(Records contained in a dataset)
*-*-*

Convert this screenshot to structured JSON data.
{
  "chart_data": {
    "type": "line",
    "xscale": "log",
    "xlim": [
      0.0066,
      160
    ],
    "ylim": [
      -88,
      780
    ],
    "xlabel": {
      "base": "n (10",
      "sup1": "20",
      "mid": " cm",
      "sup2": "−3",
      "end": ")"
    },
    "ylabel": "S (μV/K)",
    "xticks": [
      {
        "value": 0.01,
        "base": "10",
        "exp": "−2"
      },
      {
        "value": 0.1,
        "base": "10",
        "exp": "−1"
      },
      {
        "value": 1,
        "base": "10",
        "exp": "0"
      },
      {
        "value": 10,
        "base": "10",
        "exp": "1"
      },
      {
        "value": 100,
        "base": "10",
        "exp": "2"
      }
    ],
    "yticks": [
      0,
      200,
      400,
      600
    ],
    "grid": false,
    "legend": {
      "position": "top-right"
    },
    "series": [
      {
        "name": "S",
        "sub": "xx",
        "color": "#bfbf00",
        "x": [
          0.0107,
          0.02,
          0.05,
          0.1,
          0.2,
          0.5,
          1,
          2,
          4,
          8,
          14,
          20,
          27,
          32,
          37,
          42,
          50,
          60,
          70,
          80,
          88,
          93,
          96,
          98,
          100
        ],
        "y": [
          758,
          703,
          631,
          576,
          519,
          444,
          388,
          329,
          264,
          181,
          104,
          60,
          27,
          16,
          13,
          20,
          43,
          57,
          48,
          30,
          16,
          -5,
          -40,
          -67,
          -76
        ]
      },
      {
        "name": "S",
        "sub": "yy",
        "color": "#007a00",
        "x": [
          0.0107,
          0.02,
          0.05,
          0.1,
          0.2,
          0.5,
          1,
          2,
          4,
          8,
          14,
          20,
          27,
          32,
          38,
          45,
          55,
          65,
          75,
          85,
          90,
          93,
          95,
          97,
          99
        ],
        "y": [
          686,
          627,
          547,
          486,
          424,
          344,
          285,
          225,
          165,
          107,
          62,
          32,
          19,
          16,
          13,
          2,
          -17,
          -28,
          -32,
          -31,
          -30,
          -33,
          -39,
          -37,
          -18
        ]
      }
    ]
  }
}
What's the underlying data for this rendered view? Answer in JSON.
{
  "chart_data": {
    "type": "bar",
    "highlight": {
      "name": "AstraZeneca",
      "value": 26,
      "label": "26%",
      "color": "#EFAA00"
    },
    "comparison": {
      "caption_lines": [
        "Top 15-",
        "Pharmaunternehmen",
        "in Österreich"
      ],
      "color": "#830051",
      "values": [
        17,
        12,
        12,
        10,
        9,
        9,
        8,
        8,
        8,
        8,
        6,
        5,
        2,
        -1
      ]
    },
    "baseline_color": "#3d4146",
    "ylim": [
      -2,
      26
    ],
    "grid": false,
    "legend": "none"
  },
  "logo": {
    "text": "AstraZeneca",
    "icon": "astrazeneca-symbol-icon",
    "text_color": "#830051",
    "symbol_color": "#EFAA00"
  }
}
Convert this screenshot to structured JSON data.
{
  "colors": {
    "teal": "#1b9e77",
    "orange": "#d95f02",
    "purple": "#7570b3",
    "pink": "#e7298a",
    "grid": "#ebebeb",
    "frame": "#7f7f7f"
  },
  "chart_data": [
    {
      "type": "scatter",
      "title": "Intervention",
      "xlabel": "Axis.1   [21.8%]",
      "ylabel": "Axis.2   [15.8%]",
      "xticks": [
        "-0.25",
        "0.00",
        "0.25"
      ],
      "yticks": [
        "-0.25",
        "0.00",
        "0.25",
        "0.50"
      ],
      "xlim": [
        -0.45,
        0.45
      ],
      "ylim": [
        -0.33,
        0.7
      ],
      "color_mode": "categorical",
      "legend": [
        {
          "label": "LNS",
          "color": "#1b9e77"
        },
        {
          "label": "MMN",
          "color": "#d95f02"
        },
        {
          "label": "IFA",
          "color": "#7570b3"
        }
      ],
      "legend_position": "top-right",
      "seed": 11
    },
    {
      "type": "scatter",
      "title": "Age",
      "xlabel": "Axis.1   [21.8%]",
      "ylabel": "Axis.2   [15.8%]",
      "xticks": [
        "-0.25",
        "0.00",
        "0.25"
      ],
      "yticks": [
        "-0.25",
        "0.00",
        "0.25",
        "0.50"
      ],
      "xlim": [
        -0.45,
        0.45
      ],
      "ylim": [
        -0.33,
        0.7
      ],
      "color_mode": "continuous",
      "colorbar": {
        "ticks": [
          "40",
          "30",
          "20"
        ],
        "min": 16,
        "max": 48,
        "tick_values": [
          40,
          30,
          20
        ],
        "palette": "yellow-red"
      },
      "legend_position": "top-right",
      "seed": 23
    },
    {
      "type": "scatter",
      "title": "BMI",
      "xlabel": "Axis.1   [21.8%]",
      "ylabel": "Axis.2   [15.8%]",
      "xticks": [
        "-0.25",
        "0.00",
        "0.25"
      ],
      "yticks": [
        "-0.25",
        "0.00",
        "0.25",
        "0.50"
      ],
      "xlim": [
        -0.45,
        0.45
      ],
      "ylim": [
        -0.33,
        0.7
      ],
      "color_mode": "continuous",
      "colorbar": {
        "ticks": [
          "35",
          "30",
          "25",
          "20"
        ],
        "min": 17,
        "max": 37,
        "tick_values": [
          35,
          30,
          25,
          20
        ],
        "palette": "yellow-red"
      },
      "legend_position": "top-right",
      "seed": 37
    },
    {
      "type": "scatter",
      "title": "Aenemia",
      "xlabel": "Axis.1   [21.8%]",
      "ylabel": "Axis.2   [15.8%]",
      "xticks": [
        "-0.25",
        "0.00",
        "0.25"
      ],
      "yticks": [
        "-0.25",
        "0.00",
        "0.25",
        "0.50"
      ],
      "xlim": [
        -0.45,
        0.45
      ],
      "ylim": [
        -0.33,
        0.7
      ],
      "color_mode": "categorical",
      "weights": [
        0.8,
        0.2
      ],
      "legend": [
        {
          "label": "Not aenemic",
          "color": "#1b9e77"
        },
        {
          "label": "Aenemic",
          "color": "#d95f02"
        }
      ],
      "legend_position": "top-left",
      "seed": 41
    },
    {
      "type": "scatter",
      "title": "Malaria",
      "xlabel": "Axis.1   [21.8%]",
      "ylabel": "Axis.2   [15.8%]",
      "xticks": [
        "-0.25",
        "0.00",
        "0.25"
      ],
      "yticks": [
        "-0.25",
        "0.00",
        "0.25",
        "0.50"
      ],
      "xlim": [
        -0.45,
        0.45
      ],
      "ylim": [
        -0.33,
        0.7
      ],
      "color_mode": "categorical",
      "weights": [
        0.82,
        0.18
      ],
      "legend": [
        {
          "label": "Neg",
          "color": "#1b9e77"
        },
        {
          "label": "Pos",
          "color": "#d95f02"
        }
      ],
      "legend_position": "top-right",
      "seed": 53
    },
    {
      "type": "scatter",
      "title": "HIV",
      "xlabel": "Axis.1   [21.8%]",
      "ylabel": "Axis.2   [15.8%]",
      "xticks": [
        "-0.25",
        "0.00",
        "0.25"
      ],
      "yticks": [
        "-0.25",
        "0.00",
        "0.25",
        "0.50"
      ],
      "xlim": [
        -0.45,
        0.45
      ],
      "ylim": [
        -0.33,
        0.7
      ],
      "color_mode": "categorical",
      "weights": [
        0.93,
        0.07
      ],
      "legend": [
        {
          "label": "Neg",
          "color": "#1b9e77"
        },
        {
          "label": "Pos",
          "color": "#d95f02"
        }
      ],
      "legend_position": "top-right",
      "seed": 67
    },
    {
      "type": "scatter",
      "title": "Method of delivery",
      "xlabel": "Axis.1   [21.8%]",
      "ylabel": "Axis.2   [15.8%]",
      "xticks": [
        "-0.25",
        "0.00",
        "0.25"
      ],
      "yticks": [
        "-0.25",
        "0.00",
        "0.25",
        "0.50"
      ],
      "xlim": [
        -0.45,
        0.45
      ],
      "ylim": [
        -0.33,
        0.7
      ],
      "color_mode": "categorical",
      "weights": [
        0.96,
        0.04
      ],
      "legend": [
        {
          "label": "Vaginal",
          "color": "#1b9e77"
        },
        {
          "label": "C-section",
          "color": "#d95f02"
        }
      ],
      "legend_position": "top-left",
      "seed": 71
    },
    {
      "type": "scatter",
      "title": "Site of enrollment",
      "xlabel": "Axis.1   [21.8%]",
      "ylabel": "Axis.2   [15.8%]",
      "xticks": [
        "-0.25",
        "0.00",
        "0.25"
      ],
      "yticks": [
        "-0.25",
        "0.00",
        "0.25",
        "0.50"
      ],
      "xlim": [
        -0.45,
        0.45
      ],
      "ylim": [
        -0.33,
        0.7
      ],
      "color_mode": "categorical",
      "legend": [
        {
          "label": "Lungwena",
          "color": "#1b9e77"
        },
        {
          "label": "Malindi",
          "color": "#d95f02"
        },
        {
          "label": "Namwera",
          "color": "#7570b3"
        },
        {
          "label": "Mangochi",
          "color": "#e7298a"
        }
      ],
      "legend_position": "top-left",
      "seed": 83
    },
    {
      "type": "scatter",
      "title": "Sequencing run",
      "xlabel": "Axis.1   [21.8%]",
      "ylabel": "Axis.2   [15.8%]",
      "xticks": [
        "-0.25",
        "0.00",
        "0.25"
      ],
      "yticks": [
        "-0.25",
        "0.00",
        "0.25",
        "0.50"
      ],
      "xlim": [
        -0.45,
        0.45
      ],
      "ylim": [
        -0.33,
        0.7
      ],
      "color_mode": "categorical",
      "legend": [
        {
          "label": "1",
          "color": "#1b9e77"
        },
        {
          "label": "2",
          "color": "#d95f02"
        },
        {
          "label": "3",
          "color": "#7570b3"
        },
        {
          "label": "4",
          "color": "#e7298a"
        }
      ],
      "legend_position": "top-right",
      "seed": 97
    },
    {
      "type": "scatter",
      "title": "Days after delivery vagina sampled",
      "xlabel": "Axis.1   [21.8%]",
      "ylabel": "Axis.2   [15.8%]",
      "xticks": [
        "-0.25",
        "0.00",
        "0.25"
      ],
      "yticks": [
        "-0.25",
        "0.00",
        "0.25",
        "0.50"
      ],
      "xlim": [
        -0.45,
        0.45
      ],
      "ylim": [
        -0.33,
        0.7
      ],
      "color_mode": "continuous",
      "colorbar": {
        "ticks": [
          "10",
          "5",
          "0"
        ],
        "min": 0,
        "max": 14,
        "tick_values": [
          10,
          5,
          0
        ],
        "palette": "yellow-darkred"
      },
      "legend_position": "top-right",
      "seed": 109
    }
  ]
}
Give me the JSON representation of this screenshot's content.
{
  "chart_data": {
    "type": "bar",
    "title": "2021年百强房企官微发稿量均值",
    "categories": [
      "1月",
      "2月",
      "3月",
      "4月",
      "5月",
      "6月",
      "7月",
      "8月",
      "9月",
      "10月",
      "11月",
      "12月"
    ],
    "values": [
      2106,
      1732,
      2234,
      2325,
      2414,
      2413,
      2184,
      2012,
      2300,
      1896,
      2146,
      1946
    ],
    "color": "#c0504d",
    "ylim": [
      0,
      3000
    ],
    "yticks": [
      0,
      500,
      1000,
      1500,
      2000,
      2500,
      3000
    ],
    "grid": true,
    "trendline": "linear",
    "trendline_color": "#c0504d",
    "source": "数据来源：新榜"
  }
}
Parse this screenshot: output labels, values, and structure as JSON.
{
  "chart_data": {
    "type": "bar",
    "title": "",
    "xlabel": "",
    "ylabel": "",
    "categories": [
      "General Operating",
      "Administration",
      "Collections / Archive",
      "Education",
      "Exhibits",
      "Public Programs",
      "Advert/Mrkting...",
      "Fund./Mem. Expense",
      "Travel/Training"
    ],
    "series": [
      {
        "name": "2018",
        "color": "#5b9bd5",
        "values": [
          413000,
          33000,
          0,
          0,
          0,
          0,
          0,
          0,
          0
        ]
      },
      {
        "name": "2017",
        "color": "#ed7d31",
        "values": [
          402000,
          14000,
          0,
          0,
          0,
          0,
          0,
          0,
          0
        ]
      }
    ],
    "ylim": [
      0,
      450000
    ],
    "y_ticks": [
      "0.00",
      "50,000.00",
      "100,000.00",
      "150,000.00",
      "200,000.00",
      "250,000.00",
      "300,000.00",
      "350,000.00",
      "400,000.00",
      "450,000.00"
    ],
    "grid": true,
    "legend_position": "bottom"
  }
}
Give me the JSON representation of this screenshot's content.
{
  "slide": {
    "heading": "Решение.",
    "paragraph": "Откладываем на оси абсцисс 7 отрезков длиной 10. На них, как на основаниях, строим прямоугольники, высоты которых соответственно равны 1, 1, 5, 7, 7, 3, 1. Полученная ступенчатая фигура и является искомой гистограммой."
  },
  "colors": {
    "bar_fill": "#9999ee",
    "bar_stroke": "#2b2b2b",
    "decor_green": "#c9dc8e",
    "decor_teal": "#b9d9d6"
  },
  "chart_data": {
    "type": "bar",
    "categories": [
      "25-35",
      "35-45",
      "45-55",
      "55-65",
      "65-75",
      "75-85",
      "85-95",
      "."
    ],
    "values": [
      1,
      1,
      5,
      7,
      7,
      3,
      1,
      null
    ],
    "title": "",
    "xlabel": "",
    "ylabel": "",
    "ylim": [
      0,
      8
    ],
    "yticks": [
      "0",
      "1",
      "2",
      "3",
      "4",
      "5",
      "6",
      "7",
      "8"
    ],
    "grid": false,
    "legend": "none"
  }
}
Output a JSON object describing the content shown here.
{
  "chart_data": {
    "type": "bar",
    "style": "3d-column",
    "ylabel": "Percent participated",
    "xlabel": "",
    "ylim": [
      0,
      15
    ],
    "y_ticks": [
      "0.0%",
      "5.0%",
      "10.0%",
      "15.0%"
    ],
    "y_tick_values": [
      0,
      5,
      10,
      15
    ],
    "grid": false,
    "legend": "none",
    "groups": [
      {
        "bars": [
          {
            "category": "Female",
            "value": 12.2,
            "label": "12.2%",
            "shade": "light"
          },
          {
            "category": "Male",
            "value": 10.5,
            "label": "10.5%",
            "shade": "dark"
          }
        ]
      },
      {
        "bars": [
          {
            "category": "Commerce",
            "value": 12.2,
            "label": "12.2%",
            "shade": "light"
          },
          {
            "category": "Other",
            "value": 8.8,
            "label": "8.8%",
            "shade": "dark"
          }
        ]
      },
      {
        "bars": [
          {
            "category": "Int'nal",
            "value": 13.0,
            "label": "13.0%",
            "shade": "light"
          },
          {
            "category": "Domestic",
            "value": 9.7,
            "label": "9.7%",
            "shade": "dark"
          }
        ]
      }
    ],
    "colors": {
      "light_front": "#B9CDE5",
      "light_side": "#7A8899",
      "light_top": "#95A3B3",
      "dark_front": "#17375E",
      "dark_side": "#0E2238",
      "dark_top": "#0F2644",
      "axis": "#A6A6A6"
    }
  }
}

*-*-*

Beginning at the line that contains "Output a JSON", retype each line of the listing up to and including the last one, exactly as it stands, and nothing else.

Output a JSON object describing the content shown here.
{
  "chart_data": {
    "type": "bar",
    "style": "3d-column",
    "ylabel": "Percent participated",
    "xlabel": "",
    "ylim": [
      0,
      15
    ],
    "y_ticks": [
      "0.0%",
      "5.0%",
      "10.0%",
      "15.0%"
    ],
    "y_tick_values": [
      0,
      5,
      10,
      15
    ],
    "grid": false,
    "legend": "none",
    "groups": [
      {
        "bars": [
          {
            "category": "Female",
            "value": 12.2,
            "label": "12.2%",
            "shade": "light"
          },
          {
            "category": "Male",
            "value": 10.5,
            "label": "10.5%",
            "shade": "dark"
          }
        ]
      },
      {
        "bars": [
          {
            "category": "Commerce",
            "value": 12.2,
            "label": "12.2%",
            "shade": "light"
          },
          {
            "category": "Other",
            "value": 8.8,
            "label": "8.8%",
            "shade": "dark"
          }
        ]
      },
      {
        "bars": [
          {
            "category": "Int'nal",
            "value": 13.0,
            "label": "13.0%",
            "shade": "light"
          },
          {
            "category": "Domestic",
            "value": 9.7,
            "label": "9.7%",
            "shade": "dark"
          }
        ]
      }
    ],
    "colors": {
      "light_front": "#B9CDE5",
      "light_side": "#7A8899",
      "light_top": "#95A3B3",
      "dark_front": "#17375E",
      "dark_side": "#0E2238",
      "dark_top": "#0F2644",
      "axis": "#A6A6A6"
    }
  }
}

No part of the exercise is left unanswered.